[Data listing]
* * * * * * *

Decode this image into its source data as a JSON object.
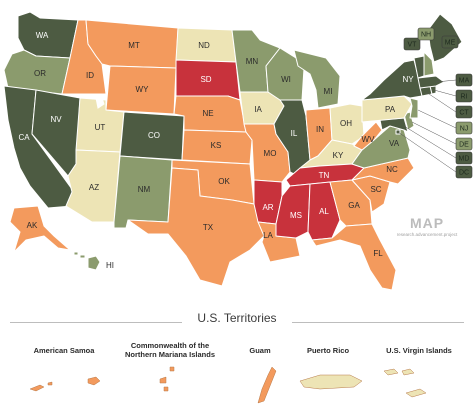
{
  "colors": {
    "dark_green": "#4d5b42",
    "sage": "#8b9b6d",
    "cream": "#ede4b5",
    "orange": "#f39a5d",
    "red": "#c8323c",
    "border": "#ffffff"
  },
  "states": {
    "WA": {
      "label": "WA",
      "color": "dark_green"
    },
    "OR": {
      "label": "OR",
      "color": "sage"
    },
    "CA": {
      "label": "CA",
      "color": "dark_green"
    },
    "NV": {
      "label": "NV",
      "color": "dark_green"
    },
    "ID": {
      "label": "ID",
      "color": "orange"
    },
    "MT": {
      "label": "MT",
      "color": "orange"
    },
    "WY": {
      "label": "WY",
      "color": "orange"
    },
    "UT": {
      "label": "UT",
      "color": "cream"
    },
    "AZ": {
      "label": "AZ",
      "color": "cream"
    },
    "CO": {
      "label": "CO",
      "color": "dark_green"
    },
    "NM": {
      "label": "NM",
      "color": "sage"
    },
    "ND": {
      "label": "ND",
      "color": "cream"
    },
    "SD": {
      "label": "SD",
      "color": "red"
    },
    "NE": {
      "label": "NE",
      "color": "orange"
    },
    "KS": {
      "label": "KS",
      "color": "orange"
    },
    "OK": {
      "label": "OK",
      "color": "orange"
    },
    "TX": {
      "label": "TX",
      "color": "orange"
    },
    "MN": {
      "label": "MN",
      "color": "sage"
    },
    "IA": {
      "label": "IA",
      "color": "cream"
    },
    "MO": {
      "label": "MO",
      "color": "orange"
    },
    "AR": {
      "label": "AR",
      "color": "red"
    },
    "LA": {
      "label": "LA",
      "color": "orange"
    },
    "WI": {
      "label": "WI",
      "color": "sage"
    },
    "IL": {
      "label": "IL",
      "color": "dark_green"
    },
    "MI": {
      "label": "MI",
      "color": "sage"
    },
    "IN": {
      "label": "IN",
      "color": "orange"
    },
    "OH": {
      "label": "OH",
      "color": "cream"
    },
    "KY": {
      "label": "KY",
      "color": "cream"
    },
    "TN": {
      "label": "TN",
      "color": "red"
    },
    "MS": {
      "label": "MS",
      "color": "red"
    },
    "AL": {
      "label": "AL",
      "color": "red"
    },
    "GA": {
      "label": "GA",
      "color": "orange"
    },
    "FL": {
      "label": "FL",
      "color": "orange"
    },
    "SC": {
      "label": "SC",
      "color": "orange"
    },
    "NC": {
      "label": "NC",
      "color": "orange"
    },
    "VA": {
      "label": "VA",
      "color": "sage"
    },
    "WV": {
      "label": "WV",
      "color": "orange"
    },
    "PA": {
      "label": "PA",
      "color": "cream"
    },
    "NY": {
      "label": "NY",
      "color": "dark_green"
    },
    "VT": {
      "label": "VT",
      "color": "dark_green"
    },
    "NH": {
      "label": "NH",
      "color": "sage"
    },
    "ME": {
      "label": "ME",
      "color": "dark_green"
    },
    "MA": {
      "label": "MA",
      "color": "dark_green"
    },
    "RI": {
      "label": "RI",
      "color": "dark_green"
    },
    "CT": {
      "label": "CT",
      "color": "dark_green"
    },
    "NJ": {
      "label": "NJ",
      "color": "sage"
    },
    "DE": {
      "label": "DE",
      "color": "sage"
    },
    "MD": {
      "label": "MD",
      "color": "dark_green"
    },
    "DC": {
      "label": "DC",
      "color": "dark_green"
    },
    "AK": {
      "label": "AK",
      "color": "orange"
    },
    "HI": {
      "label": "HI",
      "color": "sage"
    }
  },
  "logo": {
    "text": "MAP",
    "subtext": "research.advancement.project"
  },
  "territories": {
    "title": "U.S. Territories",
    "items": [
      {
        "name": "American Samoa",
        "color": "orange"
      },
      {
        "name": "Commonwealth of the Northern Mariana Islands",
        "color": "orange"
      },
      {
        "name": "Guam",
        "color": "orange"
      },
      {
        "name": "Puerto Rico",
        "color": "cream"
      },
      {
        "name": "U.S. Virgin Islands",
        "color": "cream"
      }
    ]
  }
}
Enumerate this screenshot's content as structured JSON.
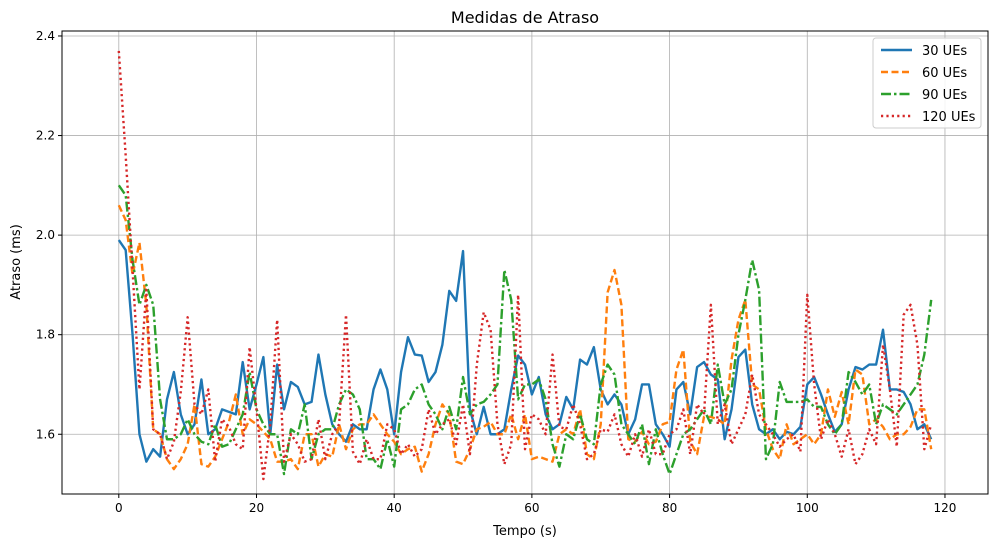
{
  "chart_data": {
    "type": "line",
    "title": "Medidas de Atraso",
    "xlabel": "Tempo (s)",
    "ylabel": "Atraso (ms)",
    "xlim": [
      -8.25,
      126.25
    ],
    "ylim": [
      1.48,
      2.41
    ],
    "xticks": [
      0,
      20,
      40,
      60,
      80,
      100,
      120
    ],
    "yticks": [
      1.6,
      1.8,
      2.0,
      2.2,
      2.4
    ],
    "grid": true,
    "legend_position": "top-right",
    "x": [
      0,
      1,
      2,
      3,
      4,
      5,
      6,
      7,
      8,
      9,
      10,
      11,
      12,
      13,
      14,
      15,
      16,
      17,
      18,
      19,
      20,
      21,
      22,
      23,
      24,
      25,
      26,
      27,
      28,
      29,
      30,
      31,
      32,
      33,
      34,
      35,
      36,
      37,
      38,
      39,
      40,
      41,
      42,
      43,
      44,
      45,
      46,
      47,
      48,
      49,
      50,
      51,
      52,
      53,
      54,
      55,
      56,
      57,
      58,
      59,
      60,
      61,
      62,
      63,
      64,
      65,
      66,
      67,
      68,
      69,
      70,
      71,
      72,
      73,
      74,
      75,
      76,
      77,
      78,
      79,
      80,
      81,
      82,
      83,
      84,
      85,
      86,
      87,
      88,
      89,
      90,
      91,
      92,
      93,
      94,
      95,
      96,
      97,
      98,
      99,
      100,
      101,
      102,
      103,
      104,
      105,
      106,
      107,
      108,
      109,
      110,
      111,
      112,
      113,
      114,
      115,
      116,
      117,
      118
    ],
    "series": [
      {
        "name": "30 UEs",
        "color": "#1f77b4",
        "dash": "solid",
        "values": [
          1.99,
          1.97,
          1.8,
          1.6,
          1.545,
          1.57,
          1.555,
          1.67,
          1.725,
          1.64,
          1.6,
          1.62,
          1.71,
          1.6,
          1.61,
          1.65,
          1.645,
          1.64,
          1.745,
          1.65,
          1.7,
          1.755,
          1.6,
          1.74,
          1.65,
          1.705,
          1.695,
          1.66,
          1.665,
          1.76,
          1.68,
          1.62,
          1.6,
          1.585,
          1.62,
          1.61,
          1.61,
          1.69,
          1.73,
          1.69,
          1.6,
          1.725,
          1.795,
          1.76,
          1.758,
          1.705,
          1.725,
          1.78,
          1.888,
          1.868,
          1.968,
          1.65,
          1.6,
          1.655,
          1.6,
          1.6,
          1.61,
          1.69,
          1.758,
          1.74,
          1.68,
          1.715,
          1.64,
          1.61,
          1.62,
          1.675,
          1.65,
          1.75,
          1.74,
          1.775,
          1.69,
          1.66,
          1.68,
          1.66,
          1.6,
          1.63,
          1.7,
          1.7,
          1.62,
          1.6,
          1.575,
          1.69,
          1.705,
          1.64,
          1.735,
          1.745,
          1.72,
          1.71,
          1.59,
          1.65,
          1.755,
          1.77,
          1.66,
          1.61,
          1.6,
          1.61,
          1.59,
          1.605,
          1.6,
          1.615,
          1.7,
          1.715,
          1.68,
          1.64,
          1.605,
          1.62,
          1.69,
          1.735,
          1.73,
          1.74,
          1.74,
          1.81,
          1.69,
          1.69,
          1.685,
          1.66,
          1.61,
          1.62,
          1.59
        ]
      },
      {
        "name": "60 UEs",
        "color": "#ff7f0e",
        "dash": "dashed",
        "values": [
          2.06,
          2.03,
          1.92,
          1.985,
          1.86,
          1.61,
          1.6,
          1.55,
          1.53,
          1.55,
          1.58,
          1.66,
          1.54,
          1.535,
          1.555,
          1.59,
          1.625,
          1.68,
          1.6,
          1.63,
          1.62,
          1.605,
          1.59,
          1.545,
          1.545,
          1.55,
          1.53,
          1.6,
          1.6,
          1.535,
          1.56,
          1.555,
          1.62,
          1.57,
          1.61,
          1.62,
          1.62,
          1.64,
          1.62,
          1.6,
          1.585,
          1.56,
          1.57,
          1.575,
          1.525,
          1.56,
          1.62,
          1.66,
          1.64,
          1.545,
          1.54,
          1.57,
          1.61,
          1.615,
          1.625,
          1.6,
          1.6,
          1.64,
          1.59,
          1.64,
          1.55,
          1.555,
          1.55,
          1.545,
          1.6,
          1.61,
          1.6,
          1.65,
          1.56,
          1.55,
          1.62,
          1.885,
          1.93,
          1.86,
          1.59,
          1.585,
          1.605,
          1.58,
          1.585,
          1.62,
          1.625,
          1.73,
          1.77,
          1.585,
          1.56,
          1.635,
          1.635,
          1.63,
          1.62,
          1.75,
          1.83,
          1.87,
          1.7,
          1.69,
          1.61,
          1.57,
          1.55,
          1.62,
          1.58,
          1.59,
          1.6,
          1.58,
          1.6,
          1.69,
          1.635,
          1.685,
          1.62,
          1.73,
          1.72,
          1.62,
          1.63,
          1.615,
          1.59,
          1.6,
          1.6,
          1.615,
          1.65,
          1.65,
          1.57
        ]
      },
      {
        "name": "90 UEs",
        "color": "#2ca02c",
        "dash": "dashdot",
        "values": [
          2.1,
          2.08,
          1.95,
          1.86,
          1.9,
          1.86,
          1.67,
          1.59,
          1.59,
          1.6,
          1.63,
          1.6,
          1.585,
          1.58,
          1.62,
          1.575,
          1.58,
          1.61,
          1.64,
          1.725,
          1.65,
          1.62,
          1.6,
          1.6,
          1.52,
          1.61,
          1.6,
          1.66,
          1.55,
          1.6,
          1.61,
          1.61,
          1.66,
          1.69,
          1.68,
          1.65,
          1.55,
          1.55,
          1.53,
          1.59,
          1.535,
          1.65,
          1.66,
          1.69,
          1.7,
          1.66,
          1.64,
          1.61,
          1.655,
          1.61,
          1.715,
          1.64,
          1.66,
          1.665,
          1.68,
          1.7,
          1.93,
          1.87,
          1.67,
          1.7,
          1.7,
          1.71,
          1.67,
          1.58,
          1.535,
          1.6,
          1.59,
          1.64,
          1.59,
          1.58,
          1.7,
          1.74,
          1.72,
          1.62,
          1.6,
          1.58,
          1.62,
          1.54,
          1.61,
          1.56,
          1.52,
          1.56,
          1.6,
          1.61,
          1.63,
          1.65,
          1.62,
          1.74,
          1.66,
          1.69,
          1.8,
          1.87,
          1.95,
          1.89,
          1.55,
          1.58,
          1.705,
          1.665,
          1.665,
          1.665,
          1.67,
          1.655,
          1.655,
          1.62,
          1.6,
          1.62,
          1.725,
          1.705,
          1.68,
          1.7,
          1.62,
          1.66,
          1.65,
          1.64,
          1.66,
          1.68,
          1.7,
          1.76,
          1.87
        ]
      },
      {
        "name": "120 UEs",
        "color": "#d62728",
        "dash": "dotted",
        "values": [
          2.37,
          2.16,
          1.93,
          1.69,
          1.89,
          1.61,
          1.6,
          1.55,
          1.585,
          1.685,
          1.835,
          1.66,
          1.64,
          1.69,
          1.545,
          1.63,
          1.615,
          1.58,
          1.57,
          1.775,
          1.65,
          1.51,
          1.62,
          1.83,
          1.545,
          1.6,
          1.58,
          1.545,
          1.55,
          1.63,
          1.55,
          1.6,
          1.62,
          1.84,
          1.565,
          1.54,
          1.59,
          1.55,
          1.55,
          1.62,
          1.61,
          1.56,
          1.58,
          1.555,
          1.57,
          1.65,
          1.6,
          1.62,
          1.63,
          1.58,
          1.66,
          1.56,
          1.74,
          1.845,
          1.81,
          1.62,
          1.54,
          1.58,
          1.88,
          1.57,
          1.64,
          1.63,
          1.6,
          1.76,
          1.615,
          1.61,
          1.66,
          1.62,
          1.55,
          1.56,
          1.61,
          1.605,
          1.64,
          1.58,
          1.555,
          1.6,
          1.555,
          1.61,
          1.56,
          1.56,
          1.6,
          1.61,
          1.65,
          1.56,
          1.66,
          1.64,
          1.86,
          1.62,
          1.66,
          1.58,
          1.61,
          1.64,
          1.72,
          1.64,
          1.62,
          1.6,
          1.575,
          1.59,
          1.6,
          1.565,
          1.88,
          1.7,
          1.59,
          1.63,
          1.6,
          1.555,
          1.61,
          1.54,
          1.56,
          1.61,
          1.58,
          1.78,
          1.69,
          1.575,
          1.84,
          1.86,
          1.78,
          1.57,
          1.62
        ]
      }
    ]
  }
}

* * * * * * *

Set problem:
Identify all lines in the records above with the word "dash".

Exercise output:
        "dash": "solid",
        "dash": "dashed",
        "dash": "dashdot",
        "dash": "dotted",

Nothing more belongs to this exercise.